Le lendemain, dimanche, l’armée bourguignonne descendit dans la ville. Arrivé sur la place de l’Hôtel de Ville, le duc de Bourgogne tira son épée en criant « Vive Bourgogne ! » À ce signal, le pillage commença : il ne tarda pas à être accompagné de scènes affreuses, car la fureur du soldat, s’animant par degrés, ne connut bientôt plus de bornes. Les bourgeois furent poursuivis dans leurs habitations, assommés, pendus aux arbres, aux barreaux des fenêtres. Ni les femmes ni les enfants ne furent épargnés. Enivrés de carnage, les assassins noyèrent leurs victimes par dizaines et par vingtaines dans la Meuse. Alors, un immense incendie fut allumé aux quatre coins de la ville : « Quand on veut chasser l’oiseau, on brûle le nid, » avait dit Louis XI. Quatre mille Limbourgeois vinrent achever, par la pioche et le marteau, la destruction de cette ville florissante : seules les églises et les maisons des prêtres restèrent debout au milieu de ce lamentable amas de décombres. Cependant sa vengeance n’étant pas encore satisfaite, le terrible duc lança ses cavaliers dans les bois à la poursuite des fugitifs et fit dévaster par le fer et par le feu tout le pays de Franchimont. Quarante mille personnes, dit-on, périrent dans ces abominables excès dont les auteurs furent frappés d’anathème par le souverain pontife.

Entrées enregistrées
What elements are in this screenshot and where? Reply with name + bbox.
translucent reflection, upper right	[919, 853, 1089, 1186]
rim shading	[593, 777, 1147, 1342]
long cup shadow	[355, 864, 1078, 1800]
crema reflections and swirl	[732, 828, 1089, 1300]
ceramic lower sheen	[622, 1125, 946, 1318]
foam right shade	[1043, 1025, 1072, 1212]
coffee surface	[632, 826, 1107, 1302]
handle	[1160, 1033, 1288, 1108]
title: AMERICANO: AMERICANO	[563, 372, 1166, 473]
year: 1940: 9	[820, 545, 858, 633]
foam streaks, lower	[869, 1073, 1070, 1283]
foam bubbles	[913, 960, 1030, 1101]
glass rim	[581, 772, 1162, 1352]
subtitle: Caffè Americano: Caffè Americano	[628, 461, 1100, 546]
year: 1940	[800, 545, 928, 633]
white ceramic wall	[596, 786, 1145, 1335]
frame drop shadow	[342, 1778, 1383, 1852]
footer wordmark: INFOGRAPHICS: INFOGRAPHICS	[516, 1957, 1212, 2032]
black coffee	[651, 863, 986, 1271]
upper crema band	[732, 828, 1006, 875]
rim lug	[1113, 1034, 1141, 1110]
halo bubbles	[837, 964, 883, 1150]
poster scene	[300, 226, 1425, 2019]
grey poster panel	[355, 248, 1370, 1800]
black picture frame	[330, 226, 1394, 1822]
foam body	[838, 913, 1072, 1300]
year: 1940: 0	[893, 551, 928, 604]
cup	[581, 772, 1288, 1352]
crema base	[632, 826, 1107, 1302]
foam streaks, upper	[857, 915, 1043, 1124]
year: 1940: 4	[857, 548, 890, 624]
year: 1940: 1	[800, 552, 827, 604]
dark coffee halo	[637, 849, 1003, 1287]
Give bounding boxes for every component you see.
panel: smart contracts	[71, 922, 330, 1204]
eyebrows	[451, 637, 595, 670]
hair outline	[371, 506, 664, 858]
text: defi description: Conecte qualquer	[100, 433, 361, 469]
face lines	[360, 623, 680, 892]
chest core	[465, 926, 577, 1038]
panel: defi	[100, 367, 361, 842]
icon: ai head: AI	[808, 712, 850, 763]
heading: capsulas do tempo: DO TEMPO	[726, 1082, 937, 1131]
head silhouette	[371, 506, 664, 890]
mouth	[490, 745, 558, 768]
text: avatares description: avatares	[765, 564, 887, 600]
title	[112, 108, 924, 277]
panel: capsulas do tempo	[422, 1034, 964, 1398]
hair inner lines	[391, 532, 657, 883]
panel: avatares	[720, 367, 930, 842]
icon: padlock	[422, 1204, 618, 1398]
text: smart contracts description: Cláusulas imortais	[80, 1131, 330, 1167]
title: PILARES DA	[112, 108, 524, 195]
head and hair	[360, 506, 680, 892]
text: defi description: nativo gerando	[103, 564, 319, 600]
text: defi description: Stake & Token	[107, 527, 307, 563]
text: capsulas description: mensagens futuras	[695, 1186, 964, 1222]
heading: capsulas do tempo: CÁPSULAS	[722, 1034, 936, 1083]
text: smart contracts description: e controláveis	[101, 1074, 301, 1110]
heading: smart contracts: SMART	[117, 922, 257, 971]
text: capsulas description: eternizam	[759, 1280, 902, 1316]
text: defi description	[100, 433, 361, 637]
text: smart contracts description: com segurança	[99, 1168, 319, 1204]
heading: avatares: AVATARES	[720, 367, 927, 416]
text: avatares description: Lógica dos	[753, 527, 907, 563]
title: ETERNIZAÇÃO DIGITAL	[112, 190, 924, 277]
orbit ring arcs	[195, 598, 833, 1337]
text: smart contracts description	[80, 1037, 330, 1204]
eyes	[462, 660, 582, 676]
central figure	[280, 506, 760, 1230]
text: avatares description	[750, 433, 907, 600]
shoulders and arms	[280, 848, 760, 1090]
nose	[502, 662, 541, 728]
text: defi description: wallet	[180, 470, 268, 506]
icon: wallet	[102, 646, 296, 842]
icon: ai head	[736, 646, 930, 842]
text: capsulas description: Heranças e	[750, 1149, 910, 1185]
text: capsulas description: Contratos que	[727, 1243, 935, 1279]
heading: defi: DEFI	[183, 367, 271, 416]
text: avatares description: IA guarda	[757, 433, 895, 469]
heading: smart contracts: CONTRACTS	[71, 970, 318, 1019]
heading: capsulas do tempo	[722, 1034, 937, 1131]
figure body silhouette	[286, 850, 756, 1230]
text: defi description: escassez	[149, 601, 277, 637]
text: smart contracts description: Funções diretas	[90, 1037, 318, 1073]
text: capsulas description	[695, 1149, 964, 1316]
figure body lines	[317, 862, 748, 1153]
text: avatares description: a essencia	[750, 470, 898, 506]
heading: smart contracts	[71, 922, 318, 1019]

*Travail à faire*:
**a.** D'après l'extrait sur le sac de la ville, quels bâtiments restèrent debout au milieu des décombres ?
**b.** Énumérez toutes les manières dont les bourgeois furent mis à mort selon l'extrait sur le sac de la ville.
**c.** Poursuivez l'extrait sur le sac de la ville après sa dernière phrase.

*Résultats finaux*:
**a.** Seules les églises et les maisons des prêtres restèrent debout.

**b.**
- Ils furent assommés.
- Ils furent pendus aux arbres et aux barreaux des fenêtres.
- Ils furent noyés par dizaines et par vingtaines dans la Meuse.

**c.**
Les Gantois, terrifiés par cette cruauté inouïe, sollicitèrent leur pardon. Leurs magistrats et les doyens des métiers, après une heure et demie d’attente dans la neige, furent reçus au palais de Bruxelles, en présence des ambassadeurs de dix-sept nations. Ils déposèrent aux pieds du duc leurs bannières et leurs chartes, et les précieux parchemins furent mis en pièces.

Charles le Téméraire, fils de Philippe le Bon, était doué de qualités rares : il était juste et loyal, mais orgueilleux, brutal et obstiné.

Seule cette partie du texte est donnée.